» TASK PROMPT
Output every record below exactly as it appears.

Stored items
>>>

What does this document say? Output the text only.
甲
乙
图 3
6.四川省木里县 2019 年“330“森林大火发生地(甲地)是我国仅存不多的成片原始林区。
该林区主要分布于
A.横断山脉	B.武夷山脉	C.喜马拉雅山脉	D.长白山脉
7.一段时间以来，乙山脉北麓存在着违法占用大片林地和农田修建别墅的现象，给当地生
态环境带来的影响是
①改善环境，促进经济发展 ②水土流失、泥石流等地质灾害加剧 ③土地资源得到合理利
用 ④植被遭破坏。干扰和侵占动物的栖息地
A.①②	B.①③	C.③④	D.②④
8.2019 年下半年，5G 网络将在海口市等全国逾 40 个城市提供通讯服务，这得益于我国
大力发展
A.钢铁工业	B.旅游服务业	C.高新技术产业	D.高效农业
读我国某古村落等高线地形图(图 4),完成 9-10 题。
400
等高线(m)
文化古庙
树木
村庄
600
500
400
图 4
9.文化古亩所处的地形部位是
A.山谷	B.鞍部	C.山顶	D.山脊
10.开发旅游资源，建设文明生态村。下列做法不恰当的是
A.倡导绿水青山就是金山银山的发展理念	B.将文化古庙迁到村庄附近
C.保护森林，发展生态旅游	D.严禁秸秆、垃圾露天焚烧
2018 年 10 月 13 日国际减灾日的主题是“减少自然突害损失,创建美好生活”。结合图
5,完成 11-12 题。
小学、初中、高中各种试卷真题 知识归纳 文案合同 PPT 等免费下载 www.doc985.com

<<<

» RIGHT ANSWER
What does this document say? Output the text only.
甲
乙
图 3
6.四川省木里县 2019 年“330“森林大火发生地(甲地)是我国仅存不多的成片原始林区。
该林区主要分布于
A.横断山脉	B.武夷山脉	C.喜马拉雅山脉	D.长白山脉
7.一段时间以来，乙山脉北麓存在着违法占用大片林地和农田修建别墅的现象，给当地生
态环境带来的影响是
①改善环境，促进经济发展 ②水土流失、泥石流等地质灾害加剧 ③土地资源得到合理利
用 ④植被遭破坏。干扰和侵占动物的栖息地
A.①②	B.①③	C.③④	D.②④
8.2019 年下半年，5G 网络将在海口市等全国逾 40 个城市提供通讯服务，这得益于我国
大力发展
A.钢铁工业	B.旅游服务业	C.高新技术产业	D.高效农业
读我国某古村落等高线地形图(图 4),完成 9-10 题。
400
等高线(m)
文化古庙
树木
村庄
600
500
400
图 4
9.文化古亩所处的地形部位是
A.山谷	B.鞍部	C.山顶	D.山脊
10.开发旅游资源，建设文明生态村。下列做法不恰当的是
A.倡导绿水青山就是金山银山的发展理念	B.将文化古庙迁到村庄附近
C.保护森林，发展生态旅游	D.严禁秸秆、垃圾露天焚烧
2018 年 10 月 13 日国际减灾日的主题是“减少自然突害损失,创建美好生活”。结合图
5,完成 11-12 题。
小学、初中、高中各种试卷真题 知识归纳 文案合同 PPT 等免费下载 www.doc985.com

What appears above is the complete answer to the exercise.